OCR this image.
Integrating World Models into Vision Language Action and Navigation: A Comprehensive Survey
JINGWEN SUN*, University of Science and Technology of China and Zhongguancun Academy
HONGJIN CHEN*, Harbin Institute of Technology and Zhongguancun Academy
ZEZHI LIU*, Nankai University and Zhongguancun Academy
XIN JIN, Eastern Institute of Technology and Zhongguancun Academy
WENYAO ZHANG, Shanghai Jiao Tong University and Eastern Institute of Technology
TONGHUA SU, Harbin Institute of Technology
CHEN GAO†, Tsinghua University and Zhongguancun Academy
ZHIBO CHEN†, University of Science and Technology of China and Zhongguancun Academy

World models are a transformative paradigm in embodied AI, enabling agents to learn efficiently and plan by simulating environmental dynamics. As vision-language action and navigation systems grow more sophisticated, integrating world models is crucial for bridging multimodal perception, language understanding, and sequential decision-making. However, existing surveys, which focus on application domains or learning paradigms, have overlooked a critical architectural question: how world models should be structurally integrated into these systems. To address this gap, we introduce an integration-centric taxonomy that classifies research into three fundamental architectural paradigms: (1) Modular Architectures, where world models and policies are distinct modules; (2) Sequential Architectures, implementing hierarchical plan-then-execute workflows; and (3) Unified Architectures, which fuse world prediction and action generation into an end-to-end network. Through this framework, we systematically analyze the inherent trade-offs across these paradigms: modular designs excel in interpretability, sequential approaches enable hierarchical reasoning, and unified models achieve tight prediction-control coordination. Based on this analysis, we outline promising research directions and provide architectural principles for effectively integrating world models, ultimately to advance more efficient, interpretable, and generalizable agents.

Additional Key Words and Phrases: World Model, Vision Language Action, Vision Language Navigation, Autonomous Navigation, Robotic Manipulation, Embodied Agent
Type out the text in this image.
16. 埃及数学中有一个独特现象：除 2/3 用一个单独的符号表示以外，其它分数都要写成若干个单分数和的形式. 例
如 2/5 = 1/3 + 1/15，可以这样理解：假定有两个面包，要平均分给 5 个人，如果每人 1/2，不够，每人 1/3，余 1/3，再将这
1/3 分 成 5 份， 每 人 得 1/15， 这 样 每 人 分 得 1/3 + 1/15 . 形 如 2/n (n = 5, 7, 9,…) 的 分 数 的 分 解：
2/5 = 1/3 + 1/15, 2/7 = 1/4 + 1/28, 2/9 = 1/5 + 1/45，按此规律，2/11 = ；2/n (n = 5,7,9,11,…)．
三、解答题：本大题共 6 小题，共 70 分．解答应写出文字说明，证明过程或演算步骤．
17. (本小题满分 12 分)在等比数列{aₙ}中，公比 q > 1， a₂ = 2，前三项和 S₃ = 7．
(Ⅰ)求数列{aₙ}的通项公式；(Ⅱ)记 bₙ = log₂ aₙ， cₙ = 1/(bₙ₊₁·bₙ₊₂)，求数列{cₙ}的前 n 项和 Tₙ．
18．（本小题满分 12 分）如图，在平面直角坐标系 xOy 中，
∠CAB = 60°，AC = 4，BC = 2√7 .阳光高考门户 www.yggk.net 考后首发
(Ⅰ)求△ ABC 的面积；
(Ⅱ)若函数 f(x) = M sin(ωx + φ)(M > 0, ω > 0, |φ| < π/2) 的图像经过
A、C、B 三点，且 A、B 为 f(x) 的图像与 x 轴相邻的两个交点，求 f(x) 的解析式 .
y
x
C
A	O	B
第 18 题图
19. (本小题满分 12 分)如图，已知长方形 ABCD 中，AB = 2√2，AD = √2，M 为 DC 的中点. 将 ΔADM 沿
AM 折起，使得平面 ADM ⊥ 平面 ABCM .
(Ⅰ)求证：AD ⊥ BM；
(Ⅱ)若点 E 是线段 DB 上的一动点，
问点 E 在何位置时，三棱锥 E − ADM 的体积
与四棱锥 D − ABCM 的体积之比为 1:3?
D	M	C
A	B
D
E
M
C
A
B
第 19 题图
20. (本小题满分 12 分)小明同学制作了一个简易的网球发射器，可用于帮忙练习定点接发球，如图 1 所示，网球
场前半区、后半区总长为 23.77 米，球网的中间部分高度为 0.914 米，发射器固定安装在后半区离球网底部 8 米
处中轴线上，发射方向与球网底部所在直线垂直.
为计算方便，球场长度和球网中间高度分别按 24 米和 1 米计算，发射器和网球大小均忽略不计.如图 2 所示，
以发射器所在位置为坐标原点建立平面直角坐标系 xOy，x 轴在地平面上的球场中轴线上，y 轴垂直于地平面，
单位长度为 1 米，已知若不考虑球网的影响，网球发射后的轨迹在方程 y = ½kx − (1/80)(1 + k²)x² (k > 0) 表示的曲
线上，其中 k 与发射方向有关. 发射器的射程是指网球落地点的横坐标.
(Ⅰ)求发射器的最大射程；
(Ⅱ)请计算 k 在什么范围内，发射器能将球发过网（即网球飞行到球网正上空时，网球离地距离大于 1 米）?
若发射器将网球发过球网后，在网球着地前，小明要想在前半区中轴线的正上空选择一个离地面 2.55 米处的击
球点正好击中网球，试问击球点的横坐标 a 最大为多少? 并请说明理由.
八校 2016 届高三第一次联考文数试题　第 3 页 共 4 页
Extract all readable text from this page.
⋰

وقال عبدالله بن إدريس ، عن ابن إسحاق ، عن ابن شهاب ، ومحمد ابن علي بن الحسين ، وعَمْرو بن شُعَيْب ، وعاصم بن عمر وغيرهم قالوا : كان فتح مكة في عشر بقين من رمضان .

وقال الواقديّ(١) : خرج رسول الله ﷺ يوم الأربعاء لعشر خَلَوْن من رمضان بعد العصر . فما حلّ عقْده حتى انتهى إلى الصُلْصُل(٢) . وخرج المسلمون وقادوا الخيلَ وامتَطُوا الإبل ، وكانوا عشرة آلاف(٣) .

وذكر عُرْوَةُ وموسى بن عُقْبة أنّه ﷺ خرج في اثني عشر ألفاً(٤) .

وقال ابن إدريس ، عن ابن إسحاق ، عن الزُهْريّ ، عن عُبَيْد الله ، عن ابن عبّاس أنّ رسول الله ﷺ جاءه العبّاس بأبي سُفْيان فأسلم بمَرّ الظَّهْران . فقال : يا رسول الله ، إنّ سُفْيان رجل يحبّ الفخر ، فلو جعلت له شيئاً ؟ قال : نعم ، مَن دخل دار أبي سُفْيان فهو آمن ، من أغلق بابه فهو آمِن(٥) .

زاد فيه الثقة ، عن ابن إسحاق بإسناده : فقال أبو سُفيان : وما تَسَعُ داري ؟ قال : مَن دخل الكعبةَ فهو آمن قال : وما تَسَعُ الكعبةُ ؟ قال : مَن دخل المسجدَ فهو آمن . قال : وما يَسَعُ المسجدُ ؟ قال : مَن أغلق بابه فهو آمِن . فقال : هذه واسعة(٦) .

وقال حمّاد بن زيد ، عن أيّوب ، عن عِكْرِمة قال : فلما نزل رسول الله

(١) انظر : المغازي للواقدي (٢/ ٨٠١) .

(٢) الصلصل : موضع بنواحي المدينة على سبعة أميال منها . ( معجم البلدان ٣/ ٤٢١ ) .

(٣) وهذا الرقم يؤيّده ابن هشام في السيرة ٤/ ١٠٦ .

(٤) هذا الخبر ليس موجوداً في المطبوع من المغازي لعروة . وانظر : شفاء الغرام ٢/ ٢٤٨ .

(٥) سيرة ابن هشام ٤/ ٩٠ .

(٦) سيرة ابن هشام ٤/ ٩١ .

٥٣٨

☆ ☆ ☆ ☆ ☆

- **The problem**
Retype every record above exactly as it appears.

- **Exercise result**
OCR this image.
Integrating World Models into Vision Language Action and Navigation: A Comprehensive Survey
JINGWEN SUN*, University of Science and Technology of China and Zhongguancun Academy
HONGJIN CHEN*, Harbin Institute of Technology and Zhongguancun Academy
ZEZHI LIU*, Nankai University and Zhongguancun Academy
XIN JIN, Eastern Institute of Technology and Zhongguancun Academy
WENYAO ZHANG, Shanghai Jiao Tong University and Eastern Institute of Technology
TONGHUA SU, Harbin Institute of Technology
CHEN GAO†, Tsinghua University and Zhongguancun Academy
ZHIBO CHEN†, University of Science and Technology of China and Zhongguancun Academy

World models are a transformative paradigm in embodied AI, enabling agents to learn efficiently and plan by simulating environmental dynamics. As vision-language action and navigation systems grow more sophisticated, integrating world models is crucial for bridging multimodal perception, language understanding, and sequential decision-making. However, existing surveys, which focus on application domains or learning paradigms, have overlooked a critical architectural question: how world models should be structurally integrated into these systems. To address this gap, we introduce an integration-centric taxonomy that classifies research into three fundamental architectural paradigms: (1) Modular Architectures, where world models and policies are distinct modules; (2) Sequential Architectures, implementing hierarchical plan-then-execute workflows; and (3) Unified Architectures, which fuse world prediction and action generation into an end-to-end network. Through this framework, we systematically analyze the inherent trade-offs across these paradigms: modular designs excel in interpretability, sequential approaches enable hierarchical reasoning, and unified models achieve tight prediction-control coordination. Based on this analysis, we outline promising research directions and provide architectural principles for effectively integrating world models, ultimately to advance more efficient, interpretable, and generalizable agents.

Additional Key Words and Phrases: World Model, Vision Language Action, Vision Language Navigation, Autonomous Navigation, Robotic Manipulation, Embodied Agent
Type out the text in this image.
16. 埃及数学中有一个独特现象：除 2/3 用一个单独的符号表示以外，其它分数都要写成若干个单分数和的形式. 例
如 2/5 = 1/3 + 1/15，可以这样理解：假定有两个面包，要平均分给 5 个人，如果每人 1/2，不够，每人 1/3，余 1/3，再将这
1/3 分 成 5 份， 每 人 得 1/15， 这 样 每 人 分 得 1/3 + 1/15 . 形 如 2/n (n = 5, 7, 9,…) 的 分 数 的 分 解：
2/5 = 1/3 + 1/15, 2/7 = 1/4 + 1/28, 2/9 = 1/5 + 1/45，按此规律，2/11 = ；2/n (n = 5,7,9,11,…)．
三、解答题：本大题共 6 小题，共 70 分．解答应写出文字说明，证明过程或演算步骤．
17. (本小题满分 12 分)在等比数列{aₙ}中，公比 q > 1， a₂ = 2，前三项和 S₃ = 7．
(Ⅰ)求数列{aₙ}的通项公式；(Ⅱ)记 bₙ = log₂ aₙ， cₙ = 1/(bₙ₊₁·bₙ₊₂)，求数列{cₙ}的前 n 项和 Tₙ．
18．（本小题满分 12 分）如图，在平面直角坐标系 xOy 中，
∠CAB = 60°，AC = 4，BC = 2√7 .阳光高考门户 www.yggk.net 考后首发
(Ⅰ)求△ ABC 的面积；
(Ⅱ)若函数 f(x) = M sin(ωx + φ)(M > 0, ω > 0, |φ| < π/2) 的图像经过
A、C、B 三点，且 A、B 为 f(x) 的图像与 x 轴相邻的两个交点，求 f(x) 的解析式 .
y
x
C
A	O	B
第 18 题图
19. (本小题满分 12 分)如图，已知长方形 ABCD 中，AB = 2√2，AD = √2，M 为 DC 的中点. 将 ΔADM 沿
AM 折起，使得平面 ADM ⊥ 平面 ABCM .
(Ⅰ)求证：AD ⊥ BM；
(Ⅱ)若点 E 是线段 DB 上的一动点，
问点 E 在何位置时，三棱锥 E − ADM 的体积
与四棱锥 D − ABCM 的体积之比为 1:3?
D	M	C
A	B
D
E
M
C
A
B
第 19 题图
20. (本小题满分 12 分)小明同学制作了一个简易的网球发射器，可用于帮忙练习定点接发球，如图 1 所示，网球
场前半区、后半区总长为 23.77 米，球网的中间部分高度为 0.914 米，发射器固定安装在后半区离球网底部 8 米
处中轴线上，发射方向与球网底部所在直线垂直.
为计算方便，球场长度和球网中间高度分别按 24 米和 1 米计算，发射器和网球大小均忽略不计.如图 2 所示，
以发射器所在位置为坐标原点建立平面直角坐标系 xOy，x 轴在地平面上的球场中轴线上，y 轴垂直于地平面，
单位长度为 1 米，已知若不考虑球网的影响，网球发射后的轨迹在方程 y = ½kx − (1/80)(1 + k²)x² (k > 0) 表示的曲
线上，其中 k 与发射方向有关. 发射器的射程是指网球落地点的横坐标.
(Ⅰ)求发射器的最大射程；
(Ⅱ)请计算 k 在什么范围内，发射器能将球发过网（即网球飞行到球网正上空时，网球离地距离大于 1 米）?
若发射器将网球发过球网后，在网球着地前，小明要想在前半区中轴线的正上空选择一个离地面 2.55 米处的击
球点正好击中网球，试问击球点的横坐标 a 最大为多少? 并请说明理由.
八校 2016 届高三第一次联考文数试题　第 3 页 共 4 页
Extract all readable text from this page.
⋰

وقال عبدالله بن إدريس ، عن ابن إسحاق ، عن ابن شهاب ، ومحمد ابن علي بن الحسين ، وعَمْرو بن شُعَيْب ، وعاصم بن عمر وغيرهم قالوا : كان فتح مكة في عشر بقين من رمضان .

وقال الواقديّ(١) : خرج رسول الله ﷺ يوم الأربعاء لعشر خَلَوْن من رمضان بعد العصر . فما حلّ عقْده حتى انتهى إلى الصُلْصُل(٢) . وخرج المسلمون وقادوا الخيلَ وامتَطُوا الإبل ، وكانوا عشرة آلاف(٣) .

وذكر عُرْوَةُ وموسى بن عُقْبة أنّه ﷺ خرج في اثني عشر ألفاً(٤) .

وقال ابن إدريس ، عن ابن إسحاق ، عن الزُهْريّ ، عن عُبَيْد الله ، عن ابن عبّاس أنّ رسول الله ﷺ جاءه العبّاس بأبي سُفْيان فأسلم بمَرّ الظَّهْران . فقال : يا رسول الله ، إنّ سُفْيان رجل يحبّ الفخر ، فلو جعلت له شيئاً ؟ قال : نعم ، مَن دخل دار أبي سُفْيان فهو آمن ، من أغلق بابه فهو آمِن(٥) .

زاد فيه الثقة ، عن ابن إسحاق بإسناده : فقال أبو سُفيان : وما تَسَعُ داري ؟ قال : مَن دخل الكعبةَ فهو آمن قال : وما تَسَعُ الكعبةُ ؟ قال : مَن دخل المسجدَ فهو آمن . قال : وما يَسَعُ المسجدُ ؟ قال : مَن أغلق بابه فهو آمِن . فقال : هذه واسعة(٦) .

وقال حمّاد بن زيد ، عن أيّوب ، عن عِكْرِمة قال : فلما نزل رسول الله

(١) انظر : المغازي للواقدي (٢/ ٨٠١) .

(٢) الصلصل : موضع بنواحي المدينة على سبعة أميال منها . ( معجم البلدان ٣/ ٤٢١ ) .

(٣) وهذا الرقم يؤيّده ابن هشام في السيرة ٤/ ١٠٦ .

(٤) هذا الخبر ليس موجوداً في المطبوع من المغازي لعروة . وانظر : شفاء الغرام ٢/ ٢٤٨ .

(٥) سيرة ابن هشام ٤/ ٩٠ .

(٦) سيرة ابن هشام ٤/ ٩١ .

٥٣٨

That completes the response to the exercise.